Directions for this task: Return the listing below exactly, with the pictures dropped.

Source material:
* Begin *
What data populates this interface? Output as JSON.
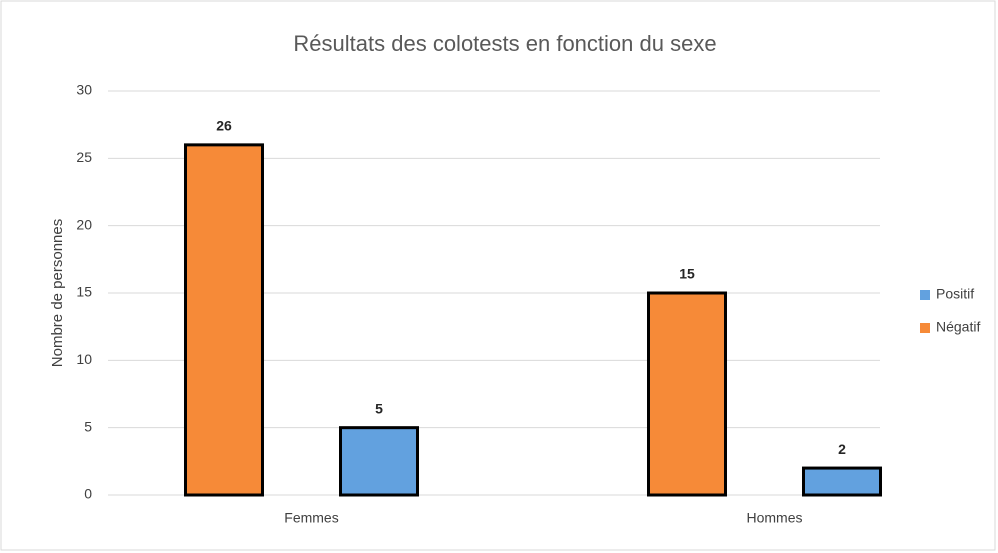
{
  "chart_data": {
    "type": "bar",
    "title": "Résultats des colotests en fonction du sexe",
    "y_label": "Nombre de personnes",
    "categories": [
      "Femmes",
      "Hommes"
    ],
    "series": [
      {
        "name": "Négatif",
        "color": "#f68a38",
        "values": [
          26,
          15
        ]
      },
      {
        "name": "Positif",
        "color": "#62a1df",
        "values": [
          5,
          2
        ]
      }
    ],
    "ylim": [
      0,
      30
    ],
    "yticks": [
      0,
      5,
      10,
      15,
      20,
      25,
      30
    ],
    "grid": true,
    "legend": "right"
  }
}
* End *
Exercise output:
What data populates this interface? Output as JSON.
{
  "chart_data": {
    "type": "bar",
    "title": "Résultats des colotests en fonction du sexe",
    "y_label": "Nombre de personnes",
    "categories": [
      "Femmes",
      "Hommes"
    ],
    "series": [
      {
        "name": "Négatif",
        "color": "#f68a38",
        "values": [
          26,
          15
        ]
      },
      {
        "name": "Positif",
        "color": "#62a1df",
        "values": [
          5,
          2
        ]
      }
    ],
    "ylim": [
      0,
      30
    ],
    "yticks": [
      0,
      5,
      10,
      15,
      20,
      25,
      30
    ],
    "grid": true,
    "legend": "right"
  }
}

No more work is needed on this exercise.